## Available data:
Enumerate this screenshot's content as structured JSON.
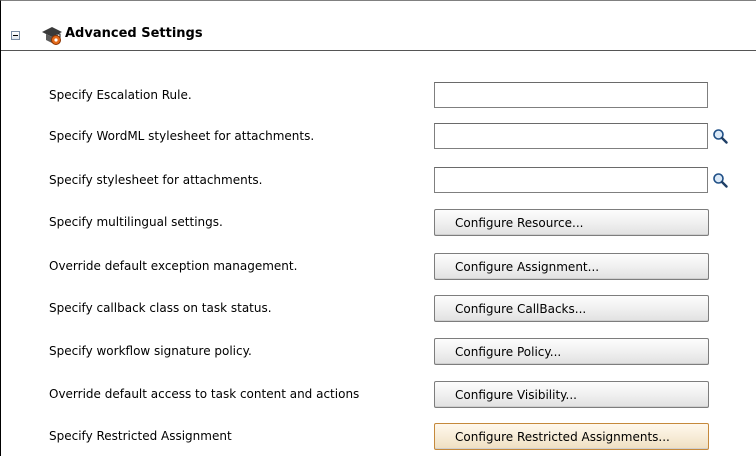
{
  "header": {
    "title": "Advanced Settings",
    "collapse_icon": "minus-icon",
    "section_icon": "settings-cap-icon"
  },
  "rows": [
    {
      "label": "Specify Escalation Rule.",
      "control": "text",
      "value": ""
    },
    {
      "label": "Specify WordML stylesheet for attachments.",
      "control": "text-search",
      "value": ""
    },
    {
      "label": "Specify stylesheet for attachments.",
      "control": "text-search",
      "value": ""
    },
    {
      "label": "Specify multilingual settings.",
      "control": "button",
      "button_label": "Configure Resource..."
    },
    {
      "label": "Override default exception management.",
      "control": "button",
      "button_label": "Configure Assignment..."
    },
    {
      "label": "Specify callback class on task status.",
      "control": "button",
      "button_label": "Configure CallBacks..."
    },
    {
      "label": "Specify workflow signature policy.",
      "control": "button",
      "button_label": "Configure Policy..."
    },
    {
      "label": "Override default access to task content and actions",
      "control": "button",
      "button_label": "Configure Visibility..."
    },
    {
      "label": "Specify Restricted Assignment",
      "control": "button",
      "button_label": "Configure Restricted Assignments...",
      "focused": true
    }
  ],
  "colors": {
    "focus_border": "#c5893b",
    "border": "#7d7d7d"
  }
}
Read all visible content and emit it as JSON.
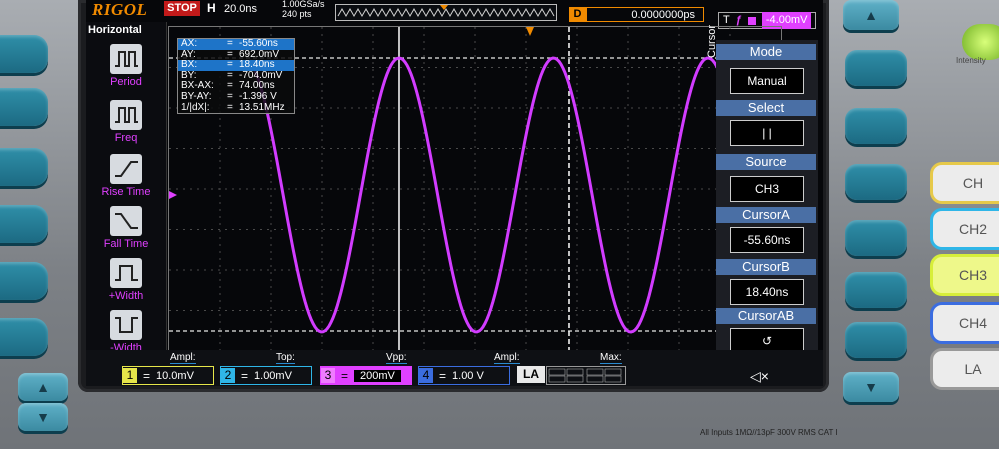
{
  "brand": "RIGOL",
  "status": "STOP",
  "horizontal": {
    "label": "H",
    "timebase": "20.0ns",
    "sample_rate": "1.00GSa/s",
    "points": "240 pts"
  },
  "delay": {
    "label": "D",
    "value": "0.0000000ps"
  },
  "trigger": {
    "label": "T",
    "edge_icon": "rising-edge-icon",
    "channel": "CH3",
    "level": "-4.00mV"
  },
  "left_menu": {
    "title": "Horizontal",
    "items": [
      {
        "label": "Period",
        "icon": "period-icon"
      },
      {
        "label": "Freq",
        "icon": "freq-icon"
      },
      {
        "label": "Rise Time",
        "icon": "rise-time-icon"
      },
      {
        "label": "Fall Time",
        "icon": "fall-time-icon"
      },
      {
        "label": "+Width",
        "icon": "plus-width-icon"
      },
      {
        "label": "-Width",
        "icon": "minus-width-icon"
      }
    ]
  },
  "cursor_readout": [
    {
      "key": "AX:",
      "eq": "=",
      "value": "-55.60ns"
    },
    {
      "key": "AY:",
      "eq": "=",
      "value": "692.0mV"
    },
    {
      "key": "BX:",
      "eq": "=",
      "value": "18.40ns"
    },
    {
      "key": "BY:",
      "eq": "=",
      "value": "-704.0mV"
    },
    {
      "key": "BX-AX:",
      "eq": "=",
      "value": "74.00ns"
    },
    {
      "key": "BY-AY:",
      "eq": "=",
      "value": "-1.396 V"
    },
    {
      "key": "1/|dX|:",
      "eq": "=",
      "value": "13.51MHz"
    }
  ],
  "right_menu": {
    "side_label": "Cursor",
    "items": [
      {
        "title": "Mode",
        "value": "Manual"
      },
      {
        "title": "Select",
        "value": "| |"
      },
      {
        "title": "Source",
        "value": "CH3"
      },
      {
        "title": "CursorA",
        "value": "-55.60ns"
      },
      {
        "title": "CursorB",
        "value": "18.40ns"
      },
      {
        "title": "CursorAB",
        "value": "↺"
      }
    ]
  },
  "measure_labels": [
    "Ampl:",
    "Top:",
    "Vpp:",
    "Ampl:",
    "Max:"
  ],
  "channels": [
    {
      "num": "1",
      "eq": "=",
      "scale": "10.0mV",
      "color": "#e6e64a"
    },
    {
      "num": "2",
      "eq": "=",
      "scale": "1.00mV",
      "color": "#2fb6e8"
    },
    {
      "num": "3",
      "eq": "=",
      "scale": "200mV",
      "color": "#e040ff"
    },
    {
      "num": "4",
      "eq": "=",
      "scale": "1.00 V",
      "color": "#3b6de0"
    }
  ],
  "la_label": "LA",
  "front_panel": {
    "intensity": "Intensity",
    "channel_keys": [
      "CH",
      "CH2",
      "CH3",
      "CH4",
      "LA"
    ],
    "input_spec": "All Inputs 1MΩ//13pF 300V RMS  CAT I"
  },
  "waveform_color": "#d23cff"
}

## What the task asks:
Leave out the pictures and transcribe everything else exactly.

## Expected answer:
Enumerate this screenshot's content as structured JSON.
{
  "header": {
    "title": "Advanced Settings",
    "collapse_icon": "minus-icon",
    "section_icon": "settings-cap-icon"
  },
  "rows": [
    {
      "label": "Specify Escalation Rule.",
      "control": "text",
      "value": ""
    },
    {
      "label": "Specify WordML stylesheet for attachments.",
      "control": "text-search",
      "value": ""
    },
    {
      "label": "Specify stylesheet for attachments.",
      "control": "text-search",
      "value": ""
    },
    {
      "label": "Specify multilingual settings.",
      "control": "button",
      "button_label": "Configure Resource..."
    },
    {
      "label": "Override default exception management.",
      "control": "button",
      "button_label": "Configure Assignment..."
    },
    {
      "label": "Specify callback class on task status.",
      "control": "button",
      "button_label": "Configure CallBacks..."
    },
    {
      "label": "Specify workflow signature policy.",
      "control": "button",
      "button_label": "Configure Policy..."
    },
    {
      "label": "Override default access to task content and actions",
      "control": "button",
      "button_label": "Configure Visibility..."
    },
    {
      "label": "Specify Restricted Assignment",
      "control": "button",
      "button_label": "Configure Restricted Assignments...",
      "focused": true
    }
  ],
  "colors": {
    "focus_border": "#c5893b",
    "border": "#7d7d7d"
  }
}
Read all visible content and emit it as JSON.
{
  "brand": "RIGOL",
  "status": "STOP",
  "horizontal": {
    "label": "H",
    "timebase": "20.0ns",
    "sample_rate": "1.00GSa/s",
    "points": "240 pts"
  },
  "delay": {
    "label": "D",
    "value": "0.0000000ps"
  },
  "trigger": {
    "label": "T",
    "edge_icon": "rising-edge-icon",
    "channel": "CH3",
    "level": "-4.00mV"
  },
  "left_menu": {
    "title": "Horizontal",
    "items": [
      {
        "label": "Period",
        "icon": "period-icon"
      },
      {
        "label": "Freq",
        "icon": "freq-icon"
      },
      {
        "label": "Rise Time",
        "icon": "rise-time-icon"
      },
      {
        "label": "Fall Time",
        "icon": "fall-time-icon"
      },
      {
        "label": "+Width",
        "icon": "plus-width-icon"
      },
      {
        "label": "-Width",
        "icon": "minus-width-icon"
      }
    ]
  },
  "cursor_readout": [
    {
      "key": "AX:",
      "eq": "=",
      "value": "-55.60ns"
    },
    {
      "key": "AY:",
      "eq": "=",
      "value": "692.0mV"
    },
    {
      "key": "BX:",
      "eq": "=",
      "value": "18.40ns"
    },
    {
      "key": "BY:",
      "eq": "=",
      "value": "-704.0mV"
    },
    {
      "key": "BX-AX:",
      "eq": "=",
      "value": "74.00ns"
    },
    {
      "key": "BY-AY:",
      "eq": "=",
      "value": "-1.396 V"
    },
    {
      "key": "1/|dX|:",
      "eq": "=",
      "value": "13.51MHz"
    }
  ],
  "right_menu": {
    "side_label": "Cursor",
    "items": [
      {
        "title": "Mode",
        "value": "Manual"
      },
      {
        "title": "Select",
        "value": "| |"
      },
      {
        "title": "Source",
        "value": "CH3"
      },
      {
        "title": "CursorA",
        "value": "-55.60ns"
      },
      {
        "title": "CursorB",
        "value": "18.40ns"
      },
      {
        "title": "CursorAB",
        "value": "↺"
      }
    ]
  },
  "measure_labels": [
    "Ampl:",
    "Top:",
    "Vpp:",
    "Ampl:",
    "Max:"
  ],
  "channels": [
    {
      "num": "1",
      "eq": "=",
      "scale": "10.0mV",
      "color": "#e6e64a"
    },
    {
      "num": "2",
      "eq": "=",
      "scale": "1.00mV",
      "color": "#2fb6e8"
    },
    {
      "num": "3",
      "eq": "=",
      "scale": "200mV",
      "color": "#e040ff"
    },
    {
      "num": "4",
      "eq": "=",
      "scale": "1.00 V",
      "color": "#3b6de0"
    }
  ],
  "la_label": "LA",
  "front_panel": {
    "intensity": "Intensity",
    "channel_keys": [
      "CH",
      "CH2",
      "CH3",
      "CH4",
      "LA"
    ],
    "input_spec": "All Inputs 1MΩ//13pF 300V RMS  CAT I"
  },
  "waveform_color": "#d23cff"
}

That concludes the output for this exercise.